Required task:
Gather all lines from the material that contain the word "JSON".

Supplied data:
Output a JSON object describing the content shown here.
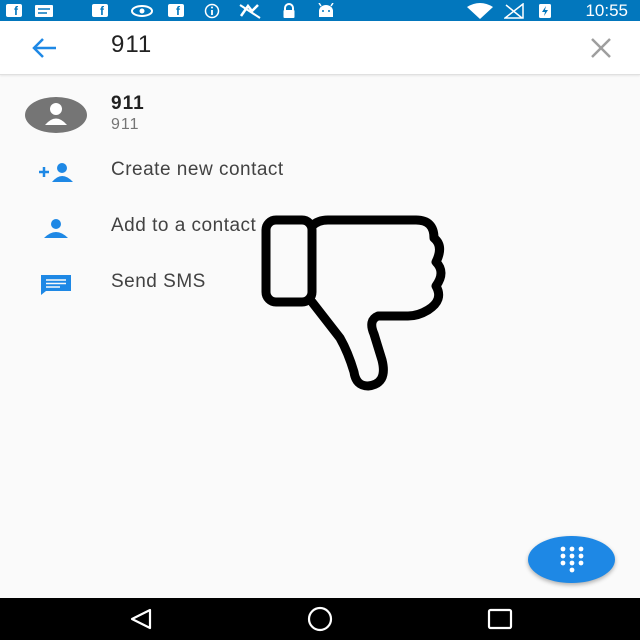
{
  "status_bar": {
    "time": "10:55",
    "icons": [
      "facebook-icon",
      "message-icon",
      "facebook-icon",
      "nvidia-icon",
      "facebook-icon",
      "info-icon",
      "no-sim-icon",
      "lock-icon",
      "android-icon",
      "wifi-icon",
      "signal-off-icon",
      "battery-charging-icon"
    ]
  },
  "search_bar": {
    "query": "911",
    "back_icon": "arrow-back-icon",
    "clear_icon": "close-icon"
  },
  "result": {
    "name": "911",
    "number": "911"
  },
  "actions": [
    {
      "label": "Create new contact",
      "icon": "add-person-icon"
    },
    {
      "label": "Add to a contact",
      "icon": "person-icon"
    },
    {
      "label": "Send SMS",
      "icon": "message-icon"
    }
  ],
  "fab": {
    "icon": "dialpad-icon"
  },
  "nav_bar": {
    "buttons": [
      "back-triangle-icon",
      "home-circle-icon",
      "recents-square-icon"
    ]
  },
  "overlay": {
    "icon": "thumbs-down-icon"
  },
  "colors": {
    "status_bar": "#0277bd",
    "accent": "#1e88e5",
    "icon_blue": "#1e88e5",
    "background": "#fafafa"
  }
}
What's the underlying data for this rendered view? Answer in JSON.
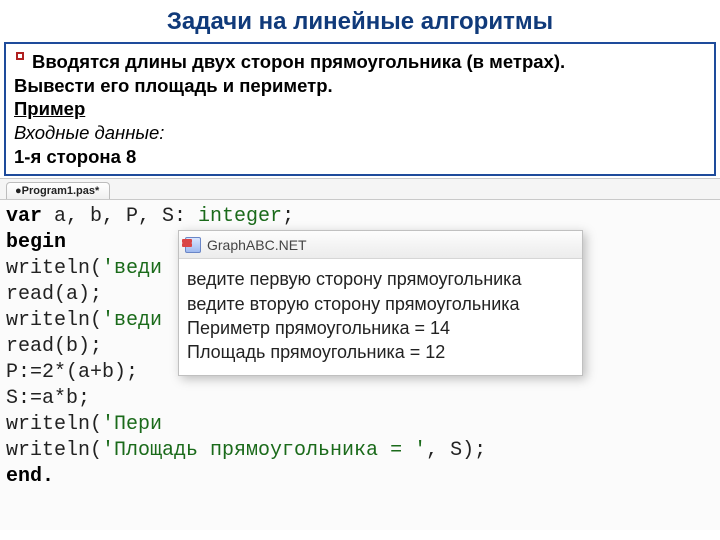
{
  "title": "Задачи на линейные алгоритмы",
  "task": {
    "line1": "Вводятся длины двух сторон прямоугольника (в метрах).",
    "line2": "Вывести его площадь и периметр.",
    "example_label": "Пример",
    "input_label": "Входные данные:",
    "input_row": "1-я сторона 8"
  },
  "tab": "●Program1.pas*",
  "code": {
    "l1_var": "var",
    "l1_decl": " a, b, P, S: ",
    "l1_type": "integer",
    "l1_end": ";",
    "l2": "begin",
    "l3a": "writeln(",
    "l3s": "'веди",
    "l4": "read(a);",
    "l5a": "writeln(",
    "l5s": "'веди",
    "l6": "read(b);",
    "l7": "P:=2*(a+b);",
    "l8": "S:=a*b;",
    "l9a": "writeln(",
    "l9s": "'Пери",
    "l10a": "writeln(",
    "l10s": "'Площадь прямоугольника = '",
    "l10b": ", S);",
    "l11": "end."
  },
  "popup": {
    "title": "GraphABC.NET",
    "line1": "ведите первую сторону прямоугольника",
    "line2": "ведите вторую сторону прямоугольника",
    "line3": "Периметр прямоугольника = 14",
    "line4": "Площадь прямоугольника = 12"
  }
}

Full answer:
Output a JSON object describing the content shown here.
What's the underlying data for this rendered view? Answer in JSON.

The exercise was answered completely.